● **ITEMS**:
* START *
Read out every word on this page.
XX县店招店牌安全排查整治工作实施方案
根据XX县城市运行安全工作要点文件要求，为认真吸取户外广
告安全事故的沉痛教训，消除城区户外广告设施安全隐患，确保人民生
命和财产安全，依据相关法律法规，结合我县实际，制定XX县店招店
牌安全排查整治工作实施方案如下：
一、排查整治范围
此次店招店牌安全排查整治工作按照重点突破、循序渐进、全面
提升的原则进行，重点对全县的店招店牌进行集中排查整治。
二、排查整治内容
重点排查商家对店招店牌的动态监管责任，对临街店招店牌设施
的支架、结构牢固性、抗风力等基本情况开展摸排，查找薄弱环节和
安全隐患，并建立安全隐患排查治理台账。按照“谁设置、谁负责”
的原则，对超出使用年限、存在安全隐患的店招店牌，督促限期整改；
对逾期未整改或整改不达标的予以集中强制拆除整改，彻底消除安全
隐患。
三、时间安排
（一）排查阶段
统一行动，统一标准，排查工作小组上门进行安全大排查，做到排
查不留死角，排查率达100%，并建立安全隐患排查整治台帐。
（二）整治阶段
* END *
● **WORK INSTRUCTIONS**:
Copy out each line above, character for character.

● **TASK OUTPUT**:
Read out every word on this page.
XX县店招店牌安全排查整治工作实施方案
根据XX县城市运行安全工作要点文件要求，为认真吸取户外广
告安全事故的沉痛教训，消除城区户外广告设施安全隐患，确保人民生
命和财产安全，依据相关法律法规，结合我县实际，制定XX县店招店
牌安全排查整治工作实施方案如下：
一、排查整治范围
此次店招店牌安全排查整治工作按照重点突破、循序渐进、全面
提升的原则进行，重点对全县的店招店牌进行集中排查整治。
二、排查整治内容
重点排查商家对店招店牌的动态监管责任，对临街店招店牌设施
的支架、结构牢固性、抗风力等基本情况开展摸排，查找薄弱环节和
安全隐患，并建立安全隐患排查治理台账。按照“谁设置、谁负责”
的原则，对超出使用年限、存在安全隐患的店招店牌，督促限期整改；
对逾期未整改或整改不达标的予以集中强制拆除整改，彻底消除安全
隐患。
三、时间安排
（一）排查阶段
统一行动，统一标准，排查工作小组上门进行安全大排查，做到排
查不留死角，排查率达100%，并建立安全隐患排查整治台帐。
（二）整治阶段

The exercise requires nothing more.